What is being asked:
Render the following material again verbatim, leaving nothing out.

--- START OF Material for the task ---

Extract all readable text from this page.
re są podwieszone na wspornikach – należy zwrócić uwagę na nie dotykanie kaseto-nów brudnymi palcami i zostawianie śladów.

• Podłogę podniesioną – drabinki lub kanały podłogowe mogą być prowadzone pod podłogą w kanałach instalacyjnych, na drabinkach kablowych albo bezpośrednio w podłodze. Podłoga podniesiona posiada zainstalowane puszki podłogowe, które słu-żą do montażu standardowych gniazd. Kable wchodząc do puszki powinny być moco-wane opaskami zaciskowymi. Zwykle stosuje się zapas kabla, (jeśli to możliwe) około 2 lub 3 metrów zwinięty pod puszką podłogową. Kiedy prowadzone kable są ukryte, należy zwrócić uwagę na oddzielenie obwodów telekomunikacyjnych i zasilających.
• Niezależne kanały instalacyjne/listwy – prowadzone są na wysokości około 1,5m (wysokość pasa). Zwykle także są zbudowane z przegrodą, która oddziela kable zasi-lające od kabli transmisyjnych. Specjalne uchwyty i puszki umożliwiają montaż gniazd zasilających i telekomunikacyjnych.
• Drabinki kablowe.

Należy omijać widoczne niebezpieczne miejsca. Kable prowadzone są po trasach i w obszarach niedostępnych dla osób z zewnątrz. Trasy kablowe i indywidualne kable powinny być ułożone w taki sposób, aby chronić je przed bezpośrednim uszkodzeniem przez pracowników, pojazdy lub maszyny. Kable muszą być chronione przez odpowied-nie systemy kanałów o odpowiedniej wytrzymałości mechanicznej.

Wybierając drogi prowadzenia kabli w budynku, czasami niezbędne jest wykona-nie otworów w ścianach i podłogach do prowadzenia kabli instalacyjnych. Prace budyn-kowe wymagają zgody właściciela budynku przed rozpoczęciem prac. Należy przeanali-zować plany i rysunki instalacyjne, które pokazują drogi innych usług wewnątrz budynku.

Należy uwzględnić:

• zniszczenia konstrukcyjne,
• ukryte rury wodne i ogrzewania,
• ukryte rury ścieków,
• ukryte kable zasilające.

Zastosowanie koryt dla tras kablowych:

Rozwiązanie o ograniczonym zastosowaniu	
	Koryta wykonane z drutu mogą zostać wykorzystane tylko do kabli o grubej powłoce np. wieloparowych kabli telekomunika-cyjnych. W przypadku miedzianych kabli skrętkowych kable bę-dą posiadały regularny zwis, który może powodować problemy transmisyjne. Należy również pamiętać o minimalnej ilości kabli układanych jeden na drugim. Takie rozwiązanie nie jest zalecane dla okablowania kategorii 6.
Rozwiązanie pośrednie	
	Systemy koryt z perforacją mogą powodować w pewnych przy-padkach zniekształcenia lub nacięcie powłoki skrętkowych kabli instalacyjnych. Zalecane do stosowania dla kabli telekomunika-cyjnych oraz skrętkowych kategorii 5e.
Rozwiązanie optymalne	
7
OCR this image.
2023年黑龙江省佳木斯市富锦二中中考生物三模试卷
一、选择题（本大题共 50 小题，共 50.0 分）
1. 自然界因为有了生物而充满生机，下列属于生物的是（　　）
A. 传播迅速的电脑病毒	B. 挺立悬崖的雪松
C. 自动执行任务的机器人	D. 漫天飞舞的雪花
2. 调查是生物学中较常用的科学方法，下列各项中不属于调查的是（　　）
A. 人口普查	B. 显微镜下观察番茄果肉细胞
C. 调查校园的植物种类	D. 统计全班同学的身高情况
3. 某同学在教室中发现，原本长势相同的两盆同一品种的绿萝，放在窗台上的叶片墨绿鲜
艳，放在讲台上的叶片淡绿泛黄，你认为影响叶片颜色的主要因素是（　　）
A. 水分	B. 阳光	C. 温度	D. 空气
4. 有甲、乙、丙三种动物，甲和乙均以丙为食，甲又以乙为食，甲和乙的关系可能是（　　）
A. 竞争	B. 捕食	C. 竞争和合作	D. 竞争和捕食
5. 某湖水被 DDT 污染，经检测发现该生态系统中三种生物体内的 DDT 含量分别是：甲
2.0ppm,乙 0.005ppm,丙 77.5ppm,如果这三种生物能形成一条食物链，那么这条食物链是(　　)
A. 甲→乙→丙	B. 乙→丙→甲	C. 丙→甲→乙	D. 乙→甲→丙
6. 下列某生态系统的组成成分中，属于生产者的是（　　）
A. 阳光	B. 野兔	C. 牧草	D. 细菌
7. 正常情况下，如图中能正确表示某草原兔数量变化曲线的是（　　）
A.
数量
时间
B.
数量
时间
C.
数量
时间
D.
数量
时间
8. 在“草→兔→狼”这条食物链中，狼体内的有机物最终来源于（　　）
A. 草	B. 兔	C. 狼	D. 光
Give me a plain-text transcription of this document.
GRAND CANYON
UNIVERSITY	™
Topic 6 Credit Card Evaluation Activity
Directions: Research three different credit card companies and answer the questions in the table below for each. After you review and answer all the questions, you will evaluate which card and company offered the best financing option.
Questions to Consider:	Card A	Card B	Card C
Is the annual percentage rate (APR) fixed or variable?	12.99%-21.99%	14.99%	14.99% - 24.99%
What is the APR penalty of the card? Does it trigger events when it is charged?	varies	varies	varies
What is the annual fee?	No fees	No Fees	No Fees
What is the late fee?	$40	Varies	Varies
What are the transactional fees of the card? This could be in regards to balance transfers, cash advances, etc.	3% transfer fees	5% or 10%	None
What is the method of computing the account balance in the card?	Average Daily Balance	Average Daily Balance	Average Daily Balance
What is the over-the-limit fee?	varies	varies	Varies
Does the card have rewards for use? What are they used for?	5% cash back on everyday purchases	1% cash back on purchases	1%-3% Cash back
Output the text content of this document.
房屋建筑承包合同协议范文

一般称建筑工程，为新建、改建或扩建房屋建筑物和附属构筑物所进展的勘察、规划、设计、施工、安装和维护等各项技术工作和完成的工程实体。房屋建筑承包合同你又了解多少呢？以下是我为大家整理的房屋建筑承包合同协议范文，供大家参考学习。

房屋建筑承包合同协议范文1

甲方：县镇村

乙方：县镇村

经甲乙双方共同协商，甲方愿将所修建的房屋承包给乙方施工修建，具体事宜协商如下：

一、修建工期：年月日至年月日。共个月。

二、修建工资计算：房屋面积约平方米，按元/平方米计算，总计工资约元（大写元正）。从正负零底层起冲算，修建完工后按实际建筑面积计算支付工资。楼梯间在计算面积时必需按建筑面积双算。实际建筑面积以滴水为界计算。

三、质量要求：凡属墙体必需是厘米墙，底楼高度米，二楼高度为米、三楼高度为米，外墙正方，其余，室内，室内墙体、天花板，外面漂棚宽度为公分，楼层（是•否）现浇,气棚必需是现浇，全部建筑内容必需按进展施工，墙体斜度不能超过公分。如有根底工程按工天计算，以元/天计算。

--- END OF Material for the task ---

Response to the task:
Extract all readable text from this page.
re są podwieszone na wspornikach – należy zwrócić uwagę na nie dotykanie kaseto-nów brudnymi palcami i zostawianie śladów.

• Podłogę podniesioną – drabinki lub kanały podłogowe mogą być prowadzone pod podłogą w kanałach instalacyjnych, na drabinkach kablowych albo bezpośrednio w podłodze. Podłoga podniesiona posiada zainstalowane puszki podłogowe, które słu-żą do montażu standardowych gniazd. Kable wchodząc do puszki powinny być moco-wane opaskami zaciskowymi. Zwykle stosuje się zapas kabla, (jeśli to możliwe) około 2 lub 3 metrów zwinięty pod puszką podłogową. Kiedy prowadzone kable są ukryte, należy zwrócić uwagę na oddzielenie obwodów telekomunikacyjnych i zasilających.
• Niezależne kanały instalacyjne/listwy – prowadzone są na wysokości około 1,5m (wysokość pasa). Zwykle także są zbudowane z przegrodą, która oddziela kable zasi-lające od kabli transmisyjnych. Specjalne uchwyty i puszki umożliwiają montaż gniazd zasilających i telekomunikacyjnych.
• Drabinki kablowe.

Należy omijać widoczne niebezpieczne miejsca. Kable prowadzone są po trasach i w obszarach niedostępnych dla osób z zewnątrz. Trasy kablowe i indywidualne kable powinny być ułożone w taki sposób, aby chronić je przed bezpośrednim uszkodzeniem przez pracowników, pojazdy lub maszyny. Kable muszą być chronione przez odpowied-nie systemy kanałów o odpowiedniej wytrzymałości mechanicznej.

Wybierając drogi prowadzenia kabli w budynku, czasami niezbędne jest wykona-nie otworów w ścianach i podłogach do prowadzenia kabli instalacyjnych. Prace budyn-kowe wymagają zgody właściciela budynku przed rozpoczęciem prac. Należy przeanali-zować plany i rysunki instalacyjne, które pokazują drogi innych usług wewnątrz budynku.

Należy uwzględnić:

• zniszczenia konstrukcyjne,
• ukryte rury wodne i ogrzewania,
• ukryte rury ścieków,
• ukryte kable zasilające.

Zastosowanie koryt dla tras kablowych:

Rozwiązanie o ograniczonym zastosowaniu	
	Koryta wykonane z drutu mogą zostać wykorzystane tylko do kabli o grubej powłoce np. wieloparowych kabli telekomunika-cyjnych. W przypadku miedzianych kabli skrętkowych kable bę-dą posiadały regularny zwis, który może powodować problemy transmisyjne. Należy również pamiętać o minimalnej ilości kabli układanych jeden na drugim. Takie rozwiązanie nie jest zalecane dla okablowania kategorii 6.
Rozwiązanie pośrednie	
	Systemy koryt z perforacją mogą powodować w pewnych przy-padkach zniekształcenia lub nacięcie powłoki skrętkowych kabli instalacyjnych. Zalecane do stosowania dla kabli telekomunika-cyjnych oraz skrętkowych kategorii 5e.
Rozwiązanie optymalne	
7
OCR this image.
2023年黑龙江省佳木斯市富锦二中中考生物三模试卷
一、选择题（本大题共 50 小题，共 50.0 分）
1. 自然界因为有了生物而充满生机，下列属于生物的是（　　）
A. 传播迅速的电脑病毒	B. 挺立悬崖的雪松
C. 自动执行任务的机器人	D. 漫天飞舞的雪花
2. 调查是生物学中较常用的科学方法，下列各项中不属于调查的是（　　）
A. 人口普查	B. 显微镜下观察番茄果肉细胞
C. 调查校园的植物种类	D. 统计全班同学的身高情况
3. 某同学在教室中发现，原本长势相同的两盆同一品种的绿萝，放在窗台上的叶片墨绿鲜
艳，放在讲台上的叶片淡绿泛黄，你认为影响叶片颜色的主要因素是（　　）
A. 水分	B. 阳光	C. 温度	D. 空气
4. 有甲、乙、丙三种动物，甲和乙均以丙为食，甲又以乙为食，甲和乙的关系可能是（　　）
A. 竞争	B. 捕食	C. 竞争和合作	D. 竞争和捕食
5. 某湖水被 DDT 污染，经检测发现该生态系统中三种生物体内的 DDT 含量分别是：甲
2.0ppm,乙 0.005ppm,丙 77.5ppm,如果这三种生物能形成一条食物链，那么这条食物链是(　　)
A. 甲→乙→丙	B. 乙→丙→甲	C. 丙→甲→乙	D. 乙→甲→丙
6. 下列某生态系统的组成成分中，属于生产者的是（　　）
A. 阳光	B. 野兔	C. 牧草	D. 细菌
7. 正常情况下，如图中能正确表示某草原兔数量变化曲线的是（　　）
A.
数量
时间
B.
数量
时间
C.
数量
时间
D.
数量
时间
8. 在“草→兔→狼”这条食物链中，狼体内的有机物最终来源于（　　）
A. 草	B. 兔	C. 狼	D. 光
Give me a plain-text transcription of this document.
GRAND CANYON
UNIVERSITY	™
Topic 6 Credit Card Evaluation Activity
Directions: Research three different credit card companies and answer the questions in the table below for each. After you review and answer all the questions, you will evaluate which card and company offered the best financing option.
Questions to Consider:	Card A	Card B	Card C
Is the annual percentage rate (APR) fixed or variable?	12.99%-21.99%	14.99%	14.99% - 24.99%
What is the APR penalty of the card? Does it trigger events when it is charged?	varies	varies	varies
What is the annual fee?	No fees	No Fees	No Fees
What is the late fee?	$40	Varies	Varies
What are the transactional fees of the card? This could be in regards to balance transfers, cash advances, etc.	3% transfer fees	5% or 10%	None
What is the method of computing the account balance in the card?	Average Daily Balance	Average Daily Balance	Average Daily Balance
What is the over-the-limit fee?	varies	varies	Varies
Does the card have rewards for use? What are they used for?	5% cash back on everyday purchases	1% cash back on purchases	1%-3% Cash back
Output the text content of this document.
房屋建筑承包合同协议范文

一般称建筑工程，为新建、改建或扩建房屋建筑物和附属构筑物所进展的勘察、规划、设计、施工、安装和维护等各项技术工作和完成的工程实体。房屋建筑承包合同你又了解多少呢？以下是我为大家整理的房屋建筑承包合同协议范文，供大家参考学习。

房屋建筑承包合同协议范文1

甲方：县镇村

乙方：县镇村

经甲乙双方共同协商，甲方愿将所修建的房屋承包给乙方施工修建，具体事宜协商如下：

一、修建工期：年月日至年月日。共个月。

二、修建工资计算：房屋面积约平方米，按元/平方米计算，总计工资约元（大写元正）。从正负零底层起冲算，修建完工后按实际建筑面积计算支付工资。楼梯间在计算面积时必需按建筑面积双算。实际建筑面积以滴水为界计算。

三、质量要求：凡属墙体必需是厘米墙，底楼高度米，二楼高度为米、三楼高度为米，外墙正方，其余，室内，室内墙体、天花板，外面漂棚宽度为公分，楼层（是•否）现浇,气棚必需是现浇，全部建筑内容必需按进展施工，墙体斜度不能超过公分。如有根底工程按工天计算，以元/天计算。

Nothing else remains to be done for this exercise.